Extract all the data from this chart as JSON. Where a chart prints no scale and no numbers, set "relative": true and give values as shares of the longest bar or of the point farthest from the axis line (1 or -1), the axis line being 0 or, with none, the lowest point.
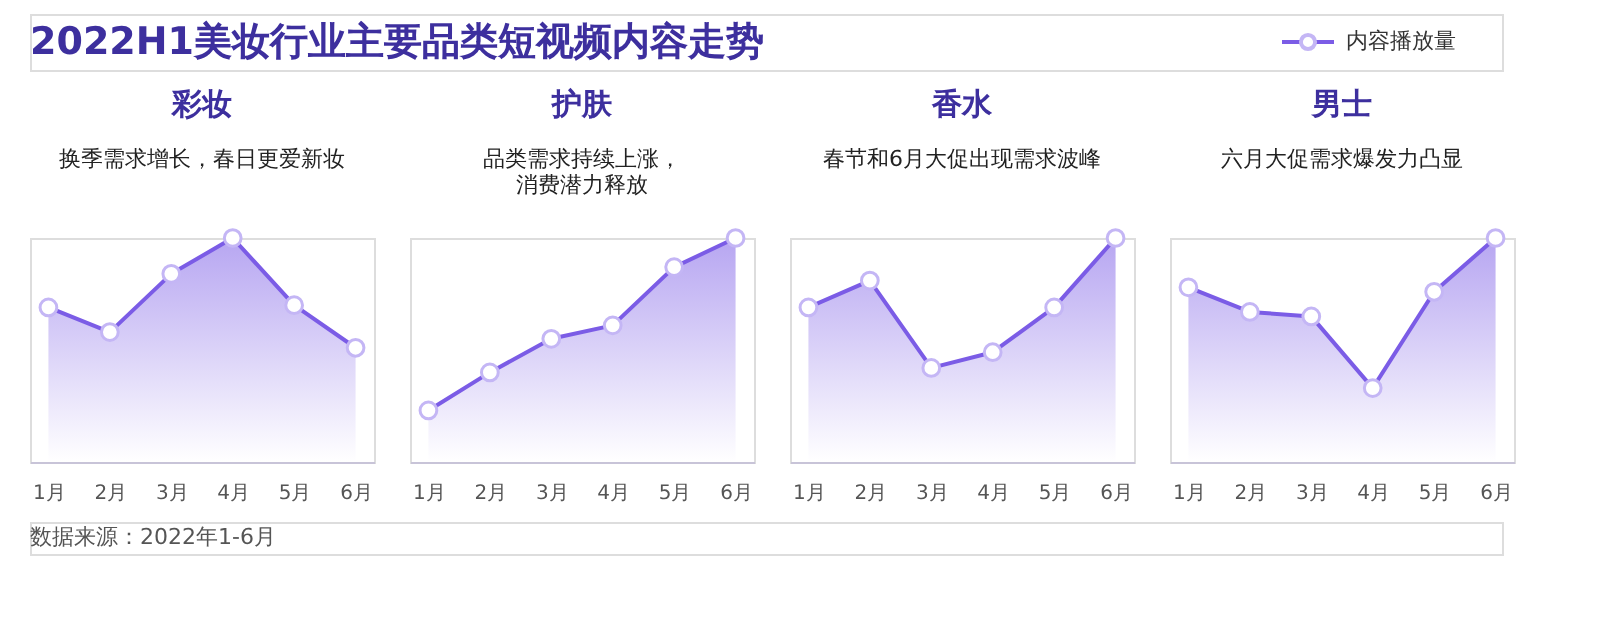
{
  "chart_data": [
    {
      "type": "other",
      "title": "2022H1美妆行业主要品类短视频内容走势",
      "annotations": [
        "数据来源：2022年1-6月"
      ]
    },
    {
      "type": "area",
      "title": "彩妆",
      "subtitle": "换季需求增长，春日更爱新妆",
      "relative": true,
      "marker": "circle",
      "categories": [
        "1月",
        "2月",
        "3月",
        "4月",
        "5月",
        "6月"
      ],
      "series": [
        {
          "color": "#7b5ce6",
          "values": [
            0.69,
            0.58,
            0.84,
            1,
            0.7,
            0.51
          ]
        }
      ]
    },
    {
      "type": "area",
      "title": "护肤",
      "subtitle": "品类需求持续上涨，消费潜力释放",
      "relative": true,
      "marker": "circle",
      "categories": [
        "1月",
        "2月",
        "3月",
        "4月",
        "5月",
        "6月"
      ],
      "series": [
        {
          "color": "#7b5ce6",
          "values": [
            0.23,
            0.4,
            0.55,
            0.61,
            0.87,
            1
          ]
        }
      ]
    },
    {
      "type": "area",
      "title": "香水",
      "subtitle": "春节和6月大促出现需求波峰",
      "relative": true,
      "marker": "circle",
      "categories": [
        "1月",
        "2月",
        "3月",
        "4月",
        "5月",
        "6月"
      ],
      "series": [
        {
          "color": "#7b5ce6",
          "values": [
            0.69,
            0.81,
            0.42,
            0.49,
            0.69,
            1
          ]
        }
      ]
    },
    {
      "type": "area",
      "title": "男士",
      "subtitle": "六月大促需求爆发力凸显",
      "relative": true,
      "marker": "circle",
      "legend": "top right",
      "categories": [
        "1月",
        "2月",
        "3月",
        "4月",
        "5月",
        "6月"
      ],
      "series": [
        {
          "name": "内容播放量",
          "color": "#7b5ce6",
          "values": [
            0.78,
            0.67,
            0.65,
            0.33,
            0.76,
            1
          ]
        }
      ]
    }
  ]
}
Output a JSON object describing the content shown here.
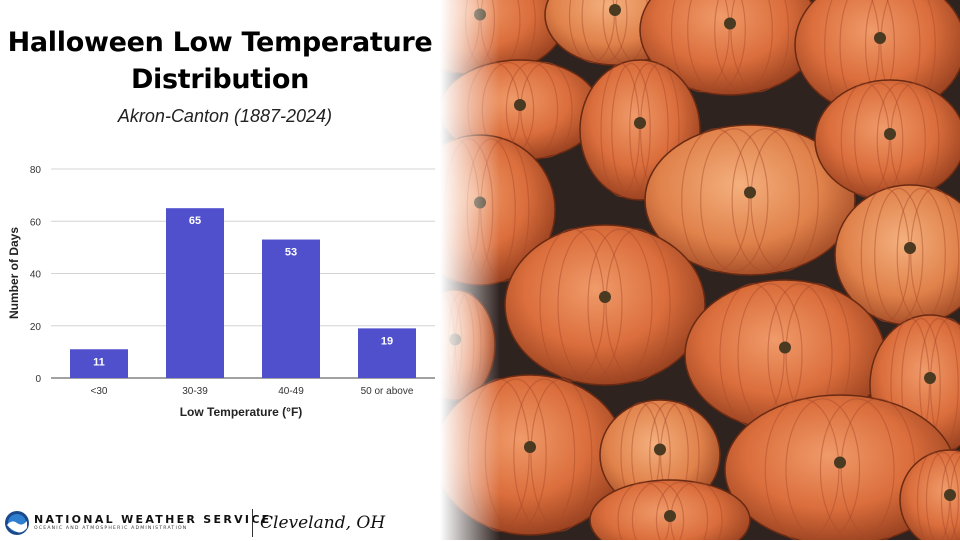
{
  "header": {
    "title_line1": "Halloween Low Temperature",
    "title_line2": "Distribution",
    "subtitle": "Akron-Canton (1887-2024)"
  },
  "chart_data": {
    "type": "bar",
    "categories": [
      "<30",
      "30-39",
      "40-49",
      "50 or above"
    ],
    "values": [
      11,
      65,
      53,
      19
    ],
    "data_labels": [
      "11",
      "65",
      "53",
      "19"
    ],
    "xlabel": "Low Temperature (°F)",
    "ylabel": "Number of Days",
    "ylim": [
      0,
      80
    ],
    "yticks": [
      0,
      20,
      40,
      60,
      80
    ],
    "grid": true,
    "bar_color": "#5050cc"
  },
  "footer": {
    "agency": "NATIONAL WEATHER SERVICE",
    "agency_sub": "OCEANIC AND ATMOSPHERIC ADMINISTRATION",
    "office": "Cleveland, OH"
  },
  "background_image": {
    "subject": "pile of orange pumpkins",
    "icon": "pumpkins-photo"
  }
}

* * * * * * *

**Stated task:** Retype the entries word for word. Omit any images.

**Result of the task:**
Extract all the data from this chart as JSON. Where a chart prints no scale and no numbers, set "relative": true and give values as shares of the longest bar or of the point farthest from the axis line (1 or -1), the axis line being 0 or, with none, the lowest point.
{
  "chart_data": [
    {
      "type": "other",
      "title": "2022H1美妆行业主要品类短视频内容走势",
      "annotations": [
        "数据来源：2022年1-6月"
      ]
    },
    {
      "type": "area",
      "title": "彩妆",
      "subtitle": "换季需求增长，春日更爱新妆",
      "relative": true,
      "marker": "circle",
      "categories": [
        "1月",
        "2月",
        "3月",
        "4月",
        "5月",
        "6月"
      ],
      "series": [
        {
          "color": "#7b5ce6",
          "values": [
            0.69,
            0.58,
            0.84,
            1,
            0.7,
            0.51
          ]
        }
      ]
    },
    {
      "type": "area",
      "title": "护肤",
      "subtitle": "品类需求持续上涨，消费潜力释放",
      "relative": true,
      "marker": "circle",
      "categories": [
        "1月",
        "2月",
        "3月",
        "4月",
        "5月",
        "6月"
      ],
      "series": [
        {
          "color": "#7b5ce6",
          "values": [
            0.23,
            0.4,
            0.55,
            0.61,
            0.87,
            1
          ]
        }
      ]
    },
    {
      "type": "area",
      "title": "香水",
      "subtitle": "春节和6月大促出现需求波峰",
      "relative": true,
      "marker": "circle",
      "categories": [
        "1月",
        "2月",
        "3月",
        "4月",
        "5月",
        "6月"
      ],
      "series": [
        {
          "color": "#7b5ce6",
          "values": [
            0.69,
            0.81,
            0.42,
            0.49,
            0.69,
            1
          ]
        }
      ]
    },
    {
      "type": "area",
      "title": "男士",
      "subtitle": "六月大促需求爆发力凸显",
      "relative": true,
      "marker": "circle",
      "legend": "top right",
      "categories": [
        "1月",
        "2月",
        "3月",
        "4月",
        "5月",
        "6月"
      ],
      "series": [
        {
          "name": "内容播放量",
          "color": "#7b5ce6",
          "values": [
            0.78,
            0.67,
            0.65,
            0.33,
            0.76,
            1
          ]
        }
      ]
    }
  ]
}
Output a JSON object describing the content shown here.
{
  "header": {
    "title_line1": "Halloween Low Temperature",
    "title_line2": "Distribution",
    "subtitle": "Akron-Canton (1887-2024)"
  },
  "chart_data": {
    "type": "bar",
    "categories": [
      "<30",
      "30-39",
      "40-49",
      "50 or above"
    ],
    "values": [
      11,
      65,
      53,
      19
    ],
    "data_labels": [
      "11",
      "65",
      "53",
      "19"
    ],
    "xlabel": "Low Temperature (°F)",
    "ylabel": "Number of Days",
    "ylim": [
      0,
      80
    ],
    "yticks": [
      0,
      20,
      40,
      60,
      80
    ],
    "grid": true,
    "bar_color": "#5050cc"
  },
  "footer": {
    "agency": "NATIONAL WEATHER SERVICE",
    "agency_sub": "OCEANIC AND ATMOSPHERIC ADMINISTRATION",
    "office": "Cleveland, OH"
  },
  "background_image": {
    "subject": "pile of orange pumpkins",
    "icon": "pumpkins-photo"
  }
}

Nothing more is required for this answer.